--- Data section ---

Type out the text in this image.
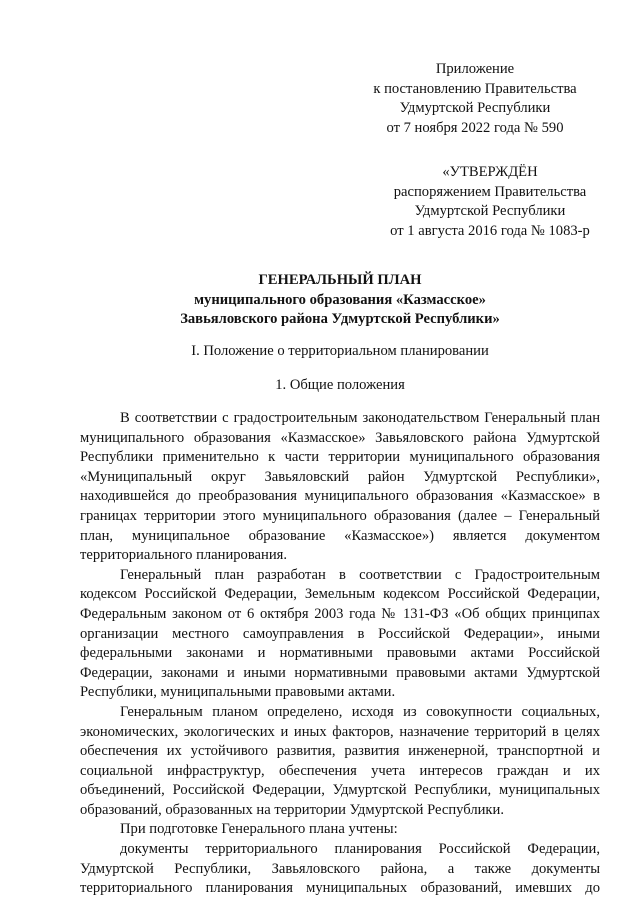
Приложение
к постановлению Правительства
Удмуртской Республики
от 7 ноября 2022 года № 590
«УТВЕРЖДЁН
распоряжением Правительства
Удмуртской Республики
от 1 августа 2016 года № 1083-р
ГЕНЕРАЛЬНЫЙ ПЛАН
муниципального образования «Казмасское»
Завьяловского района Удмуртской Республики»
I. Положение о территориальном планировании
1. Общие положения

В соответствии с градостроительным законодательством Генеральный план муниципального образования «Казмасское» Завьяловского района Удмуртской Республики применительно к части территории муниципального образования «Муниципальный округ Завьяловский район Удмуртской Республики», находившейся до преобразования муниципального образования «Казмасское» в границах территории этого муниципального образования (далее – Генеральный план, муниципальное образование «Казмасское») является документом территориального планирования.

Генеральный план разработан в соответствии с Градостроительным кодексом Российской Федерации, Земельным кодексом Российской Федерации, Федеральным законом от 6 октября 2003 года № 131-ФЗ «Об общих принципах организации местного самоуправления в Российской Федерации», иными федеральными законами и нормативными правовыми актами Российской Федерации, законами и иными нормативными правовыми актами Удмуртской Республики, муниципальными правовыми актами.

Генеральным планом определено, исходя из совокупности социальных, экономических, экологических и иных факторов, назначение территорий в целях обеспечения их устойчивого развития, развития инженерной, транспортной и социальной инфраструктур, обеспечения учета интересов граждан и их объединений, Российской Федерации, Удмуртской Республики, муниципальных образований, образованных на территории Удмуртской Республики.

При подготовке Генерального плана учтены:

документы территориального планирования Российской Федерации, Удмуртской Республики, Завьяловского района, а также документы территориального планирования муниципальных образований, имевших до
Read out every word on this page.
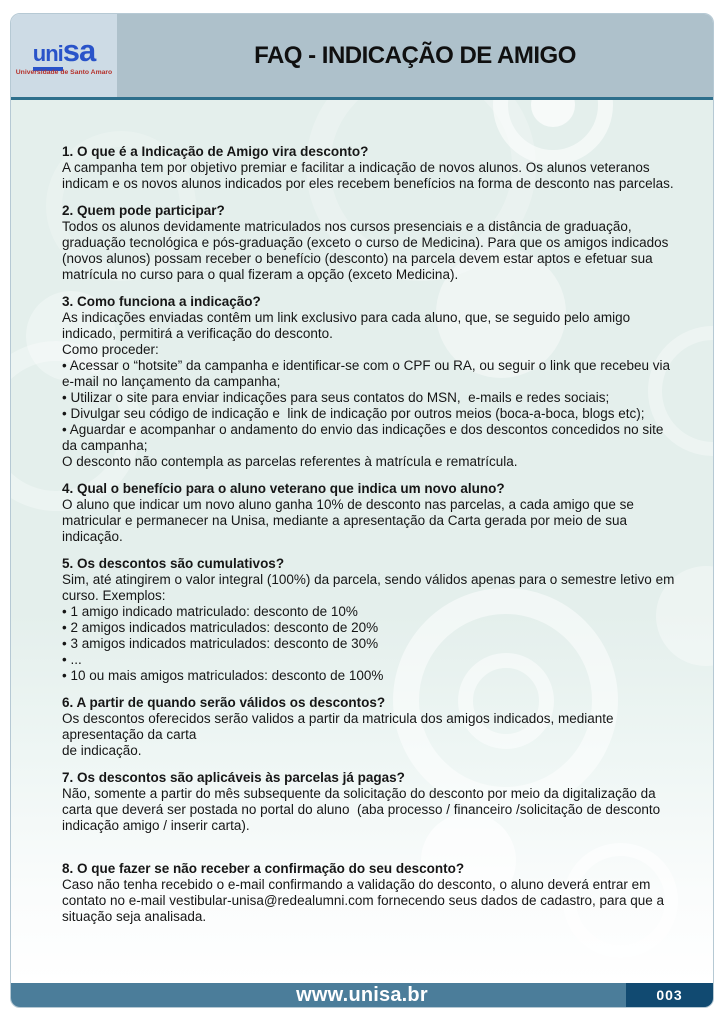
unisa
Universidade de Santo Amaro
FAQ - INDICAÇÃO DE AMIGO
1. O que é a Indicação de Amigo vira desconto?
A campanha tem por objetivo premiar e facilitar a indicação de novos alunos. Os alunos veteranos
indicam e os novos alunos indicados por eles recebem benefícios na forma de desconto nas parcelas.
2. Quem pode participar?
Todos os alunos devidamente matriculados nos cursos presenciais e a distância de graduação,
graduação tecnológica e pós-graduação (exceto o curso de Medicina). Para que os amigos indicados
(novos alunos) possam receber o benefício (desconto) na parcela devem estar aptos e efetuar sua
matrícula no curso para o qual fizeram a opção (exceto Medicina).
3. Como funciona a indicação?
As indicações enviadas contêm um link exclusivo para cada aluno, que, se seguido pelo amigo
indicado, permitirá a verificação do desconto.
Como proceder:
• Acessar o “hotsite” da campanha e identificar-se com o CPF ou RA, ou seguir o link que recebeu via
e-mail no lançamento da campanha;
• Utilizar o site para enviar indicações para seus contatos do MSN,  e-mails e redes sociais;
• Divulgar seu código de indicação e  link de indicação por outros meios (boca-a-boca, blogs etc);
• Aguardar e acompanhar o andamento do envio das indicações e dos descontos concedidos no site
da campanha;
O desconto não contempla as parcelas referentes à matrícula e rematrícula.
4. Qual o benefício para o aluno veterano que indica um novo aluno?
O aluno que indicar um novo aluno ganha 10% de desconto nas parcelas, a cada amigo que se
matricular e permanecer na Unisa, mediante a apresentação da Carta gerada por meio de sua
indicação.
5. Os descontos são cumulativos?
Sim, até atingirem o valor integral (100%) da parcela, sendo válidos apenas para o semestre letivo em
curso. Exemplos:
• 1 amigo indicado matriculado: desconto de 10%
• 2 amigos indicados matriculados: desconto de 20%
• 3 amigos indicados matriculados: desconto de 30%
• ...
• 10 ou mais amigos matriculados: desconto de 100%
6. A partir de quando serão válidos os descontos?
Os descontos oferecidos serão validos a partir da matricula dos amigos indicados, mediante
apresentação da carta
de indicação.
7. Os descontos são aplicáveis às parcelas já pagas?
Não, somente a partir do mês subsequente da solicitação do desconto por meio da digitalização da
carta que deverá ser postada no portal do aluno  (aba processo / financeiro /solicitação de desconto
indicação amigo / inserir carta).

8. O que fazer se não receber a confirmação do seu desconto?
Caso não tenha recebido o e-mail confirmando a validação do desconto, o aluno deverá entrar em
contato no e-mail vestibular-unisa@redealumni.com fornecendo seus dados de cadastro, para que a
situação seja analisada.
www.unisa.br	003
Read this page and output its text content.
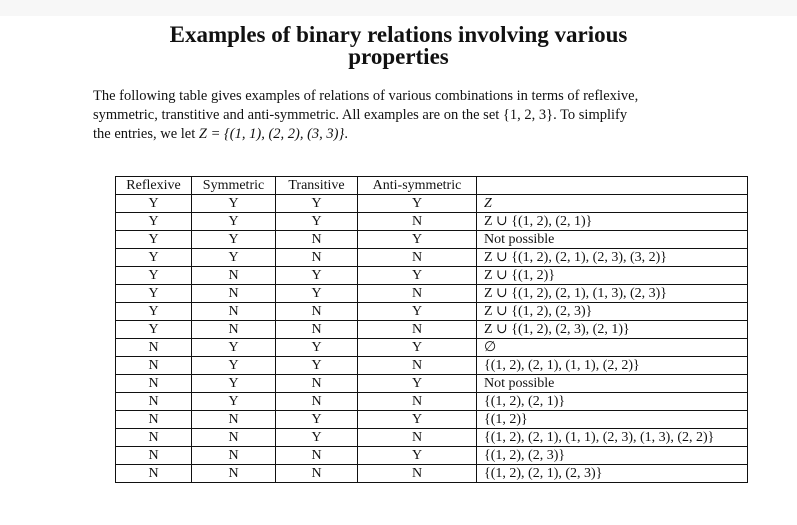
Examples of binary relations involving various
properties
The following table gives examples of relations of various combinations in terms of reflexive,
symmetric, transtitive and anti-symmetric. All examples are on the set {1, 2, 3}. To simplify
the entries, we let Z = {(1, 1), (2, 2), (3, 3)}.
Reflexive	Symmetric	Transitive	Anti-symmetric	
Y	Y	Y	Y	Z
Y	Y	Y	N	Z ∪ {(1, 2), (2, 1)}
Y	Y	N	Y	Not possible
Y	Y	N	N	Z ∪ {(1, 2), (2, 1), (2, 3), (3, 2)}
Y	N	Y	Y	Z ∪ {(1, 2)}
Y	N	Y	N	Z ∪ {(1, 2), (2, 1), (1, 3), (2, 3)}
Y	N	N	Y	Z ∪ {(1, 2), (2, 3)}
Y	N	N	N	Z ∪ {(1, 2), (2, 3), (2, 1)}
N	Y	Y	Y	∅
N	Y	Y	N	{(1, 2), (2, 1), (1, 1), (2, 2)}
N	Y	N	Y	Not possible
N	Y	N	N	{(1, 2), (2, 1)}
N	N	Y	Y	{(1, 2)}
N	N	Y	N	{(1, 2), (2, 1), (1, 1), (2, 3), (1, 3), (2, 2)}
N	N	N	Y	{(1, 2), (2, 3)}
N	N	N	N	{(1, 2), (2, 1), (2, 3)}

---

What this task involves. Could you reproduce every record above exactly, leaving out the pictures?

Reply to the exercise.
Type out the text in this image.
Приложение
к постановлению Правительства
Удмуртской Республики
от 7 ноября 2022 года № 590
«УТВЕРЖДЁН
распоряжением Правительства
Удмуртской Республики
от 1 августа 2016 года № 1083-р
ГЕНЕРАЛЬНЫЙ ПЛАН
муниципального образования «Казмасское»
Завьяловского района Удмуртской Республики»
I. Положение о территориальном планировании
1. Общие положения

В соответствии с градостроительным законодательством Генеральный план муниципального образования «Казмасское» Завьяловского района Удмуртской Республики применительно к части территории муниципального образования «Муниципальный округ Завьяловский район Удмуртской Республики», находившейся до преобразования муниципального образования «Казмасское» в границах территории этого муниципального образования (далее – Генеральный план, муниципальное образование «Казмасское») является документом территориального планирования.

Генеральный план разработан в соответствии с Градостроительным кодексом Российской Федерации, Земельным кодексом Российской Федерации, Федеральным законом от 6 октября 2003 года № 131-ФЗ «Об общих принципах организации местного самоуправления в Российской Федерации», иными федеральными законами и нормативными правовыми актами Российской Федерации, законами и иными нормативными правовыми актами Удмуртской Республики, муниципальными правовыми актами.

Генеральным планом определено, исходя из совокупности социальных, экономических, экологических и иных факторов, назначение территорий в целях обеспечения их устойчивого развития, развития инженерной, транспортной и социальной инфраструктур, обеспечения учета интересов граждан и их объединений, Российской Федерации, Удмуртской Республики, муниципальных образований, образованных на территории Удмуртской Республики.

При подготовке Генерального плана учтены:

документы территориального планирования Российской Федерации, Удмуртской Республики, Завьяловского района, а также документы территориального планирования муниципальных образований, имевших до
Read out every word on this page.
unisa
Universidade de Santo Amaro
FAQ - INDICAÇÃO DE AMIGO
1. O que é a Indicação de Amigo vira desconto?
A campanha tem por objetivo premiar e facilitar a indicação de novos alunos. Os alunos veteranos
indicam e os novos alunos indicados por eles recebem benefícios na forma de desconto nas parcelas.
2. Quem pode participar?
Todos os alunos devidamente matriculados nos cursos presenciais e a distância de graduação,
graduação tecnológica e pós-graduação (exceto o curso de Medicina). Para que os amigos indicados
(novos alunos) possam receber o benefício (desconto) na parcela devem estar aptos e efetuar sua
matrícula no curso para o qual fizeram a opção (exceto Medicina).
3. Como funciona a indicação?
As indicações enviadas contêm um link exclusivo para cada aluno, que, se seguido pelo amigo
indicado, permitirá a verificação do desconto.
Como proceder:
• Acessar o “hotsite” da campanha e identificar-se com o CPF ou RA, ou seguir o link que recebeu via
e-mail no lançamento da campanha;
• Utilizar o site para enviar indicações para seus contatos do MSN,  e-mails e redes sociais;
• Divulgar seu código de indicação e  link de indicação por outros meios (boca-a-boca, blogs etc);
• Aguardar e acompanhar o andamento do envio das indicações e dos descontos concedidos no site
da campanha;
O desconto não contempla as parcelas referentes à matrícula e rematrícula.
4. Qual o benefício para o aluno veterano que indica um novo aluno?
O aluno que indicar um novo aluno ganha 10% de desconto nas parcelas, a cada amigo que se
matricular e permanecer na Unisa, mediante a apresentação da Carta gerada por meio de sua
indicação.
5. Os descontos são cumulativos?
Sim, até atingirem o valor integral (100%) da parcela, sendo válidos apenas para o semestre letivo em
curso. Exemplos:
• 1 amigo indicado matriculado: desconto de 10%
• 2 amigos indicados matriculados: desconto de 20%
• 3 amigos indicados matriculados: desconto de 30%
• ...
• 10 ou mais amigos matriculados: desconto de 100%
6. A partir de quando serão válidos os descontos?
Os descontos oferecidos serão validos a partir da matricula dos amigos indicados, mediante
apresentação da carta
de indicação.
7. Os descontos são aplicáveis às parcelas já pagas?
Não, somente a partir do mês subsequente da solicitação do desconto por meio da digitalização da
carta que deverá ser postada no portal do aluno  (aba processo / financeiro /solicitação de desconto
indicação amigo / inserir carta).

8. O que fazer se não receber a confirmação do seu desconto?
Caso não tenha recebido o e-mail confirmando a validação do desconto, o aluno deverá entrar em
contato no e-mail vestibular-unisa@redealumni.com fornecendo seus dados de cadastro, para que a
situação seja analisada.
www.unisa.br	003
Read this page and output its text content.
Examples of binary relations involving various
properties
The following table gives examples of relations of various combinations in terms of reflexive,
symmetric, transtitive and anti-symmetric. All examples are on the set {1, 2, 3}. To simplify
the entries, we let Z = {(1, 1), (2, 2), (3, 3)}.
Reflexive	Symmetric	Transitive	Anti-symmetric	
Y	Y	Y	Y	Z
Y	Y	Y	N	Z ∪ {(1, 2), (2, 1)}
Y	Y	N	Y	Not possible
Y	Y	N	N	Z ∪ {(1, 2), (2, 1), (2, 3), (3, 2)}
Y	N	Y	Y	Z ∪ {(1, 2)}
Y	N	Y	N	Z ∪ {(1, 2), (2, 1), (1, 3), (2, 3)}
Y	N	N	Y	Z ∪ {(1, 2), (2, 3)}
Y	N	N	N	Z ∪ {(1, 2), (2, 3), (2, 1)}
N	Y	Y	Y	∅
N	Y	Y	N	{(1, 2), (2, 1), (1, 1), (2, 2)}
N	Y	N	Y	Not possible
N	Y	N	N	{(1, 2), (2, 1)}
N	N	Y	Y	{(1, 2)}
N	N	Y	N	{(1, 2), (2, 1), (1, 1), (2, 3), (1, 3), (2, 2)}
N	N	N	Y	{(1, 2), (2, 3)}
N	N	N	N	{(1, 2), (2, 1), (2, 3)}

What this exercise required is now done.